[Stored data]
·····

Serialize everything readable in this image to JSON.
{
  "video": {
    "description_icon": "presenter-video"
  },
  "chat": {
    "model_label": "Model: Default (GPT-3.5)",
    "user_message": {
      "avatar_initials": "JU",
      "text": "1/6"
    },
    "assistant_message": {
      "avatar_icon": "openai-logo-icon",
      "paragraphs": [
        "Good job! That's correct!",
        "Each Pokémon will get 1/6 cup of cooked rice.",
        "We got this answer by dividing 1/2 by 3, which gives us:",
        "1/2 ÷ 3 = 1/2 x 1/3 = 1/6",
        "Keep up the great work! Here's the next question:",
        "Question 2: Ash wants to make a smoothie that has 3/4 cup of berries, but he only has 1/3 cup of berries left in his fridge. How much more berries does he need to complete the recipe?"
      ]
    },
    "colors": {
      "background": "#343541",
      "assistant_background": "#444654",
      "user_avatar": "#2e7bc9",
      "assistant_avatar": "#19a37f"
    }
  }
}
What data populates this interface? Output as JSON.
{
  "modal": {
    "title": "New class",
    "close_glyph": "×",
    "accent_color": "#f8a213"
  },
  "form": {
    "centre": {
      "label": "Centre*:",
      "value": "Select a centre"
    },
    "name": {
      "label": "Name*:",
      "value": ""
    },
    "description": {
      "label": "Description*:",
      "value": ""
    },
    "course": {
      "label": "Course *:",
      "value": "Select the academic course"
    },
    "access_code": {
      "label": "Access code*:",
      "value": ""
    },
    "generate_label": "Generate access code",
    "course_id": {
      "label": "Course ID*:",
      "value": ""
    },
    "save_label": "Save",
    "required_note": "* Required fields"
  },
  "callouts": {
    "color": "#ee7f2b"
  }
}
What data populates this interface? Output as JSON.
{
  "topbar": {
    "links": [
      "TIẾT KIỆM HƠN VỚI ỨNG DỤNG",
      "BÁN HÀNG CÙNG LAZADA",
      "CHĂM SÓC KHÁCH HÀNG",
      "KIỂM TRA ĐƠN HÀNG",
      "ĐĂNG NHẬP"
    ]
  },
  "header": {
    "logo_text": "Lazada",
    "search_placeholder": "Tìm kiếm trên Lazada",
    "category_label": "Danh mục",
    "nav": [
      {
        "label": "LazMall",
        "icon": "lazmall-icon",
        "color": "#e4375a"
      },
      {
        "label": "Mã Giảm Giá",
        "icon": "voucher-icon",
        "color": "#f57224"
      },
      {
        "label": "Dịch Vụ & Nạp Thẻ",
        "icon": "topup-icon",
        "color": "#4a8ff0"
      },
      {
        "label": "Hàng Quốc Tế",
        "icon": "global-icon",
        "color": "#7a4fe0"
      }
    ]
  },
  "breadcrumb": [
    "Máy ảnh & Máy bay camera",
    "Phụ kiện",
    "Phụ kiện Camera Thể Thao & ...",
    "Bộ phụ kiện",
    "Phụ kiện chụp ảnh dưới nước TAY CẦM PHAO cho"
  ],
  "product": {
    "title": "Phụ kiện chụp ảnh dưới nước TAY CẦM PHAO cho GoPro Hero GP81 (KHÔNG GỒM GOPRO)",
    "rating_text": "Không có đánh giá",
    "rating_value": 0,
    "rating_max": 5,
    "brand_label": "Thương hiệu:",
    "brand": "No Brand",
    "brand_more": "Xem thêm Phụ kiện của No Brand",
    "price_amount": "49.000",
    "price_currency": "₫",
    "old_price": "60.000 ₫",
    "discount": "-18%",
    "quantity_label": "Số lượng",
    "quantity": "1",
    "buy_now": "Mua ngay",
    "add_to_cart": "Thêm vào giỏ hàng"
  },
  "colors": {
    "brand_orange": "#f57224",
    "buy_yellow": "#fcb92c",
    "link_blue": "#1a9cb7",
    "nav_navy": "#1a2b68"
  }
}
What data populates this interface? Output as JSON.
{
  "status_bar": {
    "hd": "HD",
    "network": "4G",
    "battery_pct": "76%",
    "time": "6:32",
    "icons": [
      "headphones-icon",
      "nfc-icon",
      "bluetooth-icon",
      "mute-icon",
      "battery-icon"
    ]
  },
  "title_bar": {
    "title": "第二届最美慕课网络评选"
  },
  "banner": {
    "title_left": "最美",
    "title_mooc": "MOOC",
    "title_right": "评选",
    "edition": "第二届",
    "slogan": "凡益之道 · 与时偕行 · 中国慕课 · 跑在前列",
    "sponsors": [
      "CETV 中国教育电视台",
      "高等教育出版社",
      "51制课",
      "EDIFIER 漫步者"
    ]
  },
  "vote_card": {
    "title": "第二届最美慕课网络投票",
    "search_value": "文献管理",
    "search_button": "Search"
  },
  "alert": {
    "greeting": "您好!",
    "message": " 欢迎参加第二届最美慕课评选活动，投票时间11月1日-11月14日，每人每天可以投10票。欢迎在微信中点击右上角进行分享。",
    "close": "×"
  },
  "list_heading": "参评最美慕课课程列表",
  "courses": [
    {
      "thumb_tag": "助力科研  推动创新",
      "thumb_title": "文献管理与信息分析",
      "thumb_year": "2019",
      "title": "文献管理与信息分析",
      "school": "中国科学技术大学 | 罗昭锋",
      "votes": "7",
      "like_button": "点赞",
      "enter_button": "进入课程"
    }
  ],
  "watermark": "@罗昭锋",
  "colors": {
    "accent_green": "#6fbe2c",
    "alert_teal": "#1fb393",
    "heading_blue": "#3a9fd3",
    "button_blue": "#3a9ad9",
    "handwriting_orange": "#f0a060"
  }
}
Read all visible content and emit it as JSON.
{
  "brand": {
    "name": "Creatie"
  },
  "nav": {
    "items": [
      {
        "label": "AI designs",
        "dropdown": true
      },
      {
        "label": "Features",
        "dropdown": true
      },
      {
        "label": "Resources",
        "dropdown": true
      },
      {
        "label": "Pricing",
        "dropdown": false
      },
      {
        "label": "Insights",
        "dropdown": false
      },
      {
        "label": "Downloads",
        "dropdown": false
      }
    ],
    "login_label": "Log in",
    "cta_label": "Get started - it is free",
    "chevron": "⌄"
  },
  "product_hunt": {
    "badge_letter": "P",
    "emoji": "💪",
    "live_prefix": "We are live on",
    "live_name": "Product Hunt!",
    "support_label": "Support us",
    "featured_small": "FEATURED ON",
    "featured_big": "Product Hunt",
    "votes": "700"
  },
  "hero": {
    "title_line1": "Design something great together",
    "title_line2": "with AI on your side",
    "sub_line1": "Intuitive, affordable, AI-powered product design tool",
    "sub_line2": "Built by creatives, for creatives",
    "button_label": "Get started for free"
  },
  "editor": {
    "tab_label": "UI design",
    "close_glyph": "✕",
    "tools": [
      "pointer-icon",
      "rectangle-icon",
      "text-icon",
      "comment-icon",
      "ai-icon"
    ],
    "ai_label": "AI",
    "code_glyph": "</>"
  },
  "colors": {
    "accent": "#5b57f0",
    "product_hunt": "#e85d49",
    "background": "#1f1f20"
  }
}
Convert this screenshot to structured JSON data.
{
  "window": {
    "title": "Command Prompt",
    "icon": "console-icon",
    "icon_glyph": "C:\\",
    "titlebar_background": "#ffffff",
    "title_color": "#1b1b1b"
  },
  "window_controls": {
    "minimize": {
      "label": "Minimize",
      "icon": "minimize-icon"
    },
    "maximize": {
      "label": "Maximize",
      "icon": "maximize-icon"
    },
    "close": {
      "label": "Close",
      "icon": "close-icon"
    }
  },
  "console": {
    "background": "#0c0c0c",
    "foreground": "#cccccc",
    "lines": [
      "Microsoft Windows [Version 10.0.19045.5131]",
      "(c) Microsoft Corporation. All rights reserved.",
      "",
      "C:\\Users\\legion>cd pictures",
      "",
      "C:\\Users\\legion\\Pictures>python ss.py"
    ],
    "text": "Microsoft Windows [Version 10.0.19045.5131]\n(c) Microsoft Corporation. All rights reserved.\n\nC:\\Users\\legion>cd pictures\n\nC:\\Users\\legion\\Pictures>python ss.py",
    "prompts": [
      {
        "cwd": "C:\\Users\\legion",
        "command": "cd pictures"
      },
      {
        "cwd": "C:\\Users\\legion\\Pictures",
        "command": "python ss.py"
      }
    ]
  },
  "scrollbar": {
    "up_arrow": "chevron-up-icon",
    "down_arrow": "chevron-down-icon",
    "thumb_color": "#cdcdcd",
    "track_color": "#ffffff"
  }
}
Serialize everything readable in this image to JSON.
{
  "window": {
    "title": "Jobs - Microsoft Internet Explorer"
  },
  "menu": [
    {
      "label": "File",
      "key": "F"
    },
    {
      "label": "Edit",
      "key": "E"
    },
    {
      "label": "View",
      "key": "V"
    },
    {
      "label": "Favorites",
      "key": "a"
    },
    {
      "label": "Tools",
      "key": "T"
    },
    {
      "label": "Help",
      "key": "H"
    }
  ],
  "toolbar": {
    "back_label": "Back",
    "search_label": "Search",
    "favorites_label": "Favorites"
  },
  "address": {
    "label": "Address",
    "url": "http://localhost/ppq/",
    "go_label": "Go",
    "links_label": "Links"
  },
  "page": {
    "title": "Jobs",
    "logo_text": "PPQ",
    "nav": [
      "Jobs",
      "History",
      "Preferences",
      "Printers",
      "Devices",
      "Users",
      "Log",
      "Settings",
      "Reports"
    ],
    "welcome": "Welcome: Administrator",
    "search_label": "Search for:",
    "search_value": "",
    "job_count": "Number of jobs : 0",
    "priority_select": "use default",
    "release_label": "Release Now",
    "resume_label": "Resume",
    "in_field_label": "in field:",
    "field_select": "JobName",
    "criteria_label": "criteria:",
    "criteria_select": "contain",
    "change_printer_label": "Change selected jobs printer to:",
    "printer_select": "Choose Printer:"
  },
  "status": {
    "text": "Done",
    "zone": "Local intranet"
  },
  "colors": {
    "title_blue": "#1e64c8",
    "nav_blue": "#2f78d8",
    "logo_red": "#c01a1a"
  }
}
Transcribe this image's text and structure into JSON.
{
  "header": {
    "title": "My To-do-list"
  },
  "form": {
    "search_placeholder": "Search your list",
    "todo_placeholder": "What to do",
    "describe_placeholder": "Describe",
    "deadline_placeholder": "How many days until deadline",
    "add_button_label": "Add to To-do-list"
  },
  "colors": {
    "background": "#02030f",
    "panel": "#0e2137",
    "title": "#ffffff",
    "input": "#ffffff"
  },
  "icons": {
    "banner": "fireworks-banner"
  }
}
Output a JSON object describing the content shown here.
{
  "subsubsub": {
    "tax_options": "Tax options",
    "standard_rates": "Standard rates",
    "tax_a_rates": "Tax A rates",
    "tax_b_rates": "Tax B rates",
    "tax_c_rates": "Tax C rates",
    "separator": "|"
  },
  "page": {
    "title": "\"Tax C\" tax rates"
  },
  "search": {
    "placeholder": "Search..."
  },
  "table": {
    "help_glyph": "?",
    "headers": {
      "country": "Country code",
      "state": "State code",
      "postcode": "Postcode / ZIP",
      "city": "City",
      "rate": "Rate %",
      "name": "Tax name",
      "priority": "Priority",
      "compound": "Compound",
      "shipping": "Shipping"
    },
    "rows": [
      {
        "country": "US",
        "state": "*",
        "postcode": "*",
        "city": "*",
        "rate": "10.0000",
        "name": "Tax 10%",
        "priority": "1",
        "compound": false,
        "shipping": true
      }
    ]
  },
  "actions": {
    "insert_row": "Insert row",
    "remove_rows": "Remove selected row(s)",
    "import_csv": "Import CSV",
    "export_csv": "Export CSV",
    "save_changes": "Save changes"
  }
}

·····

> [WRITTEN EXERCISE]: Gather from the entries above all lines that include the string "chevron".

> [RESULT OF THE EXERCISE]:
    "chevron": "⌄"
    "up_arrow": "chevron-up-icon",
    "down_arrow": "chevron-down-icon",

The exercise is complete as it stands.